Data listing
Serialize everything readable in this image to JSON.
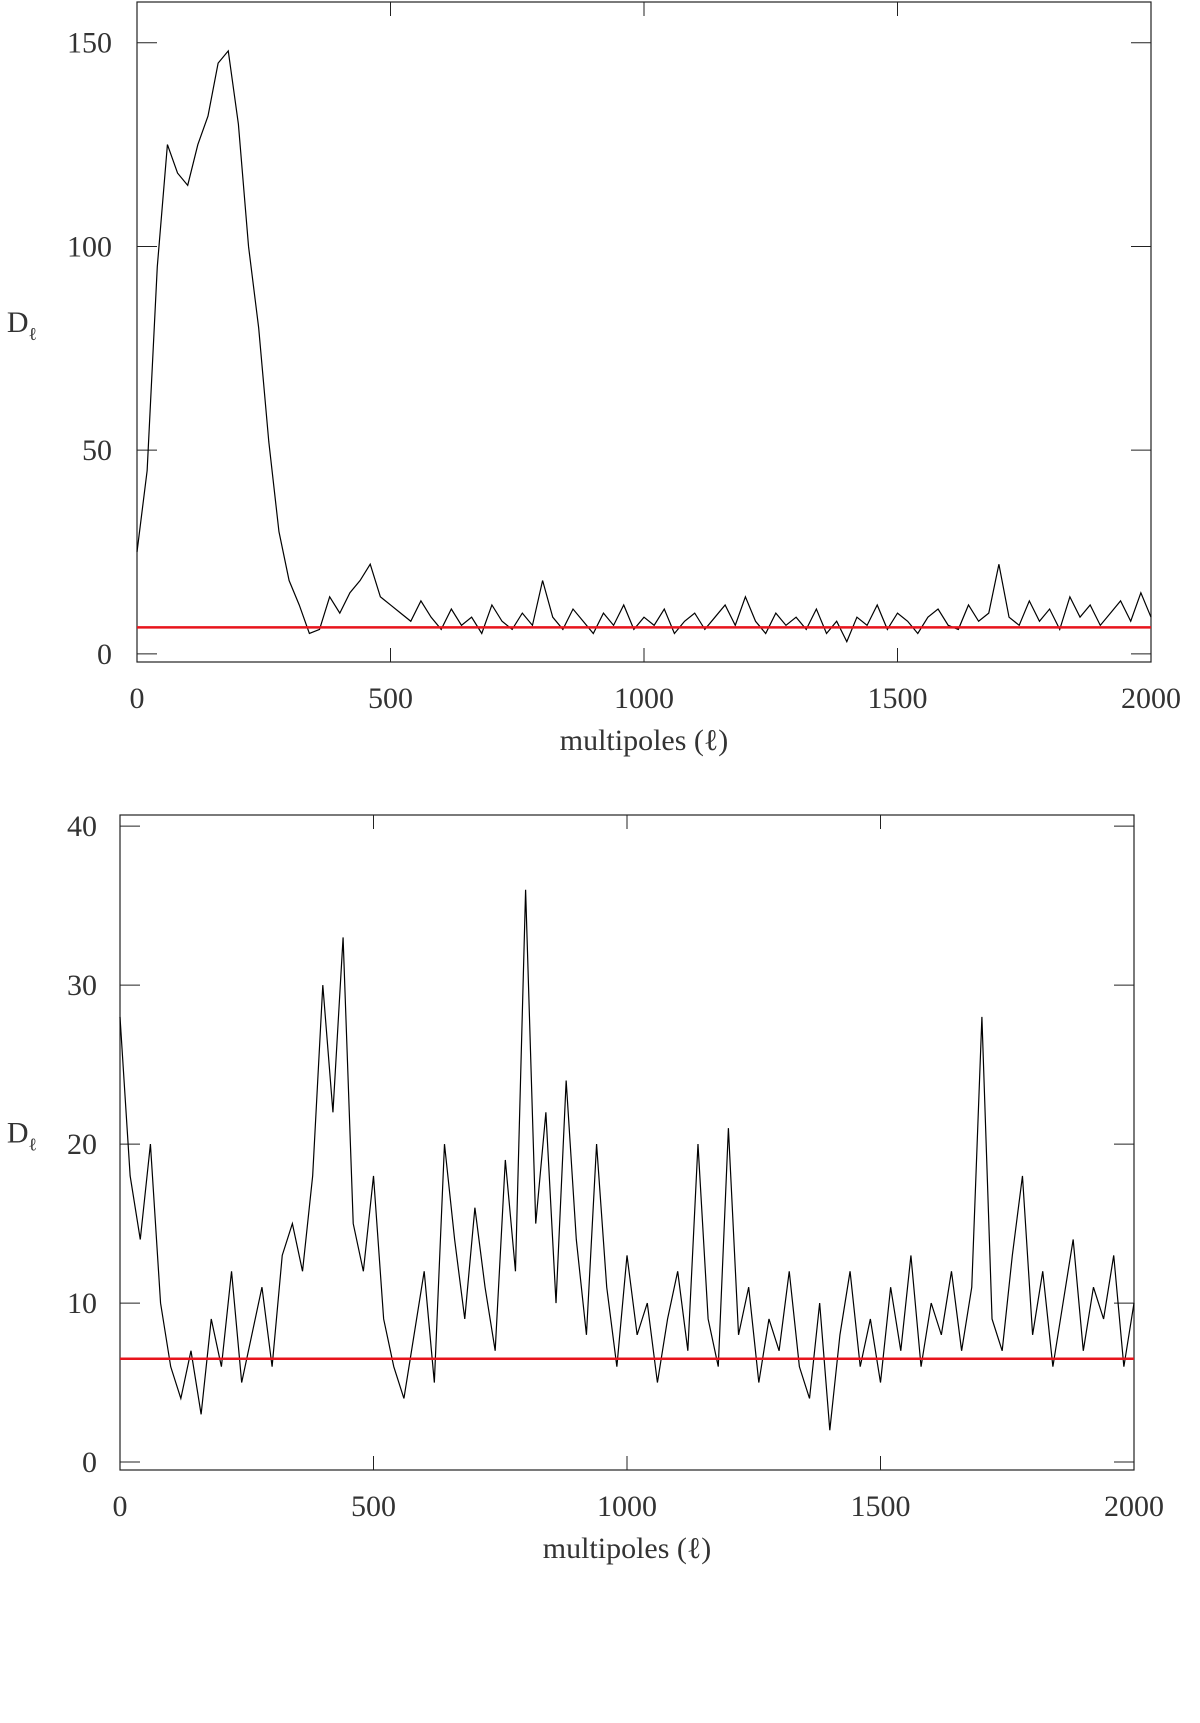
{
  "chart_data": [
    {
      "type": "line",
      "xlabel": "multipoles (ℓ)",
      "ylabel": "D",
      "ylabel_sub": "ℓ",
      "color": "#000000",
      "xlim": [
        0,
        2000
      ],
      "ylim": [
        -2,
        160
      ],
      "xticks": [
        0,
        500,
        1000,
        1500,
        2000
      ],
      "yticks": [
        0,
        50,
        100,
        150
      ],
      "x": [
        0,
        20,
        40,
        60,
        80,
        100,
        120,
        140,
        160,
        180,
        200,
        220,
        240,
        260,
        280,
        300,
        320,
        340,
        360,
        380,
        400,
        420,
        440,
        460,
        480,
        500,
        520,
        540,
        560,
        580,
        600,
        620,
        640,
        660,
        680,
        700,
        720,
        740,
        760,
        780,
        800,
        820,
        840,
        860,
        880,
        900,
        920,
        940,
        960,
        980,
        1000,
        1020,
        1040,
        1060,
        1080,
        1100,
        1120,
        1140,
        1160,
        1180,
        1200,
        1220,
        1240,
        1260,
        1280,
        1300,
        1320,
        1340,
        1360,
        1380,
        1400,
        1420,
        1440,
        1460,
        1480,
        1500,
        1520,
        1540,
        1560,
        1580,
        1600,
        1620,
        1640,
        1660,
        1680,
        1700,
        1720,
        1740,
        1760,
        1780,
        1800,
        1820,
        1840,
        1860,
        1880,
        1900,
        1920,
        1940,
        1960,
        1980,
        2000
      ],
      "values": [
        25,
        45,
        95,
        125,
        118,
        115,
        125,
        132,
        145,
        148,
        130,
        100,
        80,
        52,
        30,
        18,
        12,
        5,
        6,
        14,
        10,
        15,
        18,
        22,
        14,
        12,
        10,
        8,
        13,
        9,
        6,
        11,
        7,
        9,
        5,
        12,
        8,
        6,
        10,
        7,
        18,
        9,
        6,
        11,
        8,
        5,
        10,
        7,
        12,
        6,
        9,
        7,
        11,
        5,
        8,
        10,
        6,
        9,
        12,
        7,
        14,
        8,
        5,
        10,
        7,
        9,
        6,
        11,
        5,
        8,
        3,
        9,
        7,
        12,
        6,
        10,
        8,
        5,
        9,
        11,
        7,
        6,
        12,
        8,
        10,
        22,
        9,
        7,
        13,
        8,
        11,
        6,
        14,
        9,
        12,
        7,
        10,
        13,
        8,
        15,
        9
      ],
      "reference_line": {
        "value": 6.5,
        "color": "#e8141c"
      }
    },
    {
      "type": "line",
      "xlabel": "multipoles (ℓ)",
      "ylabel": "D",
      "ylabel_sub": "ℓ",
      "color": "#000000",
      "xlim": [
        0,
        2000
      ],
      "ylim": [
        -0.5,
        40.7
      ],
      "xticks": [
        0,
        500,
        1000,
        1500,
        2000
      ],
      "yticks": [
        0,
        10,
        20,
        30,
        40
      ],
      "x": [
        0,
        20,
        40,
        60,
        80,
        100,
        120,
        140,
        160,
        180,
        200,
        220,
        240,
        260,
        280,
        300,
        320,
        340,
        360,
        380,
        400,
        420,
        440,
        460,
        480,
        500,
        520,
        540,
        560,
        580,
        600,
        620,
        640,
        660,
        680,
        700,
        720,
        740,
        760,
        780,
        800,
        820,
        840,
        860,
        880,
        900,
        920,
        940,
        960,
        980,
        1000,
        1020,
        1040,
        1060,
        1080,
        1100,
        1120,
        1140,
        1160,
        1180,
        1200,
        1220,
        1240,
        1260,
        1280,
        1300,
        1320,
        1340,
        1360,
        1380,
        1400,
        1420,
        1440,
        1460,
        1480,
        1500,
        1520,
        1540,
        1560,
        1580,
        1600,
        1620,
        1640,
        1660,
        1680,
        1700,
        1720,
        1740,
        1760,
        1780,
        1800,
        1820,
        1840,
        1860,
        1880,
        1900,
        1920,
        1940,
        1960,
        1980,
        2000
      ],
      "values": [
        28,
        18,
        14,
        20,
        10,
        6,
        4,
        7,
        3,
        9,
        6,
        12,
        5,
        8,
        11,
        6,
        13,
        15,
        12,
        18,
        30,
        22,
        33,
        15,
        12,
        18,
        9,
        6,
        4,
        8,
        12,
        5,
        20,
        14,
        9,
        16,
        11,
        7,
        19,
        12,
        36,
        15,
        22,
        10,
        24,
        14,
        8,
        20,
        11,
        6,
        13,
        8,
        10,
        5,
        9,
        12,
        7,
        20,
        9,
        6,
        21,
        8,
        11,
        5,
        9,
        7,
        12,
        6,
        4,
        10,
        2,
        8,
        12,
        6,
        9,
        5,
        11,
        7,
        13,
        6,
        10,
        8,
        12,
        7,
        11,
        28,
        9,
        7,
        13,
        18,
        8,
        12,
        6,
        10,
        14,
        7,
        11,
        9,
        13,
        6,
        10
      ],
      "reference_line": {
        "value": 6.5,
        "color": "#e8141c"
      }
    }
  ]
}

GIVEN REQUEST
Write the material out again exactly as it appears, dropping the pictures.

IN RESPONSE
Serialize everything readable in this image to JSON.
{
  "chart_data": [
    {
      "type": "line",
      "xlabel": "multipoles (ℓ)",
      "ylabel": "D",
      "ylabel_sub": "ℓ",
      "color": "#000000",
      "xlim": [
        0,
        2000
      ],
      "ylim": [
        -2,
        160
      ],
      "xticks": [
        0,
        500,
        1000,
        1500,
        2000
      ],
      "yticks": [
        0,
        50,
        100,
        150
      ],
      "x": [
        0,
        20,
        40,
        60,
        80,
        100,
        120,
        140,
        160,
        180,
        200,
        220,
        240,
        260,
        280,
        300,
        320,
        340,
        360,
        380,
        400,
        420,
        440,
        460,
        480,
        500,
        520,
        540,
        560,
        580,
        600,
        620,
        640,
        660,
        680,
        700,
        720,
        740,
        760,
        780,
        800,
        820,
        840,
        860,
        880,
        900,
        920,
        940,
        960,
        980,
        1000,
        1020,
        1040,
        1060,
        1080,
        1100,
        1120,
        1140,
        1160,
        1180,
        1200,
        1220,
        1240,
        1260,
        1280,
        1300,
        1320,
        1340,
        1360,
        1380,
        1400,
        1420,
        1440,
        1460,
        1480,
        1500,
        1520,
        1540,
        1560,
        1580,
        1600,
        1620,
        1640,
        1660,
        1680,
        1700,
        1720,
        1740,
        1760,
        1780,
        1800,
        1820,
        1840,
        1860,
        1880,
        1900,
        1920,
        1940,
        1960,
        1980,
        2000
      ],
      "values": [
        25,
        45,
        95,
        125,
        118,
        115,
        125,
        132,
        145,
        148,
        130,
        100,
        80,
        52,
        30,
        18,
        12,
        5,
        6,
        14,
        10,
        15,
        18,
        22,
        14,
        12,
        10,
        8,
        13,
        9,
        6,
        11,
        7,
        9,
        5,
        12,
        8,
        6,
        10,
        7,
        18,
        9,
        6,
        11,
        8,
        5,
        10,
        7,
        12,
        6,
        9,
        7,
        11,
        5,
        8,
        10,
        6,
        9,
        12,
        7,
        14,
        8,
        5,
        10,
        7,
        9,
        6,
        11,
        5,
        8,
        3,
        9,
        7,
        12,
        6,
        10,
        8,
        5,
        9,
        11,
        7,
        6,
        12,
        8,
        10,
        22,
        9,
        7,
        13,
        8,
        11,
        6,
        14,
        9,
        12,
        7,
        10,
        13,
        8,
        15,
        9
      ],
      "reference_line": {
        "value": 6.5,
        "color": "#e8141c"
      }
    },
    {
      "type": "line",
      "xlabel": "multipoles (ℓ)",
      "ylabel": "D",
      "ylabel_sub": "ℓ",
      "color": "#000000",
      "xlim": [
        0,
        2000
      ],
      "ylim": [
        -0.5,
        40.7
      ],
      "xticks": [
        0,
        500,
        1000,
        1500,
        2000
      ],
      "yticks": [
        0,
        10,
        20,
        30,
        40
      ],
      "x": [
        0,
        20,
        40,
        60,
        80,
        100,
        120,
        140,
        160,
        180,
        200,
        220,
        240,
        260,
        280,
        300,
        320,
        340,
        360,
        380,
        400,
        420,
        440,
        460,
        480,
        500,
        520,
        540,
        560,
        580,
        600,
        620,
        640,
        660,
        680,
        700,
        720,
        740,
        760,
        780,
        800,
        820,
        840,
        860,
        880,
        900,
        920,
        940,
        960,
        980,
        1000,
        1020,
        1040,
        1060,
        1080,
        1100,
        1120,
        1140,
        1160,
        1180,
        1200,
        1220,
        1240,
        1260,
        1280,
        1300,
        1320,
        1340,
        1360,
        1380,
        1400,
        1420,
        1440,
        1460,
        1480,
        1500,
        1520,
        1540,
        1560,
        1580,
        1600,
        1620,
        1640,
        1660,
        1680,
        1700,
        1720,
        1740,
        1760,
        1780,
        1800,
        1820,
        1840,
        1860,
        1880,
        1900,
        1920,
        1940,
        1960,
        1980,
        2000
      ],
      "values": [
        28,
        18,
        14,
        20,
        10,
        6,
        4,
        7,
        3,
        9,
        6,
        12,
        5,
        8,
        11,
        6,
        13,
        15,
        12,
        18,
        30,
        22,
        33,
        15,
        12,
        18,
        9,
        6,
        4,
        8,
        12,
        5,
        20,
        14,
        9,
        16,
        11,
        7,
        19,
        12,
        36,
        15,
        22,
        10,
        24,
        14,
        8,
        20,
        11,
        6,
        13,
        8,
        10,
        5,
        9,
        12,
        7,
        20,
        9,
        6,
        21,
        8,
        11,
        5,
        9,
        7,
        12,
        6,
        4,
        10,
        2,
        8,
        12,
        6,
        9,
        5,
        11,
        7,
        13,
        6,
        10,
        8,
        12,
        7,
        11,
        28,
        9,
        7,
        13,
        18,
        8,
        12,
        6,
        10,
        14,
        7,
        11,
        9,
        13,
        6,
        10
      ],
      "reference_line": {
        "value": 6.5,
        "color": "#e8141c"
      }
    }
  ]
}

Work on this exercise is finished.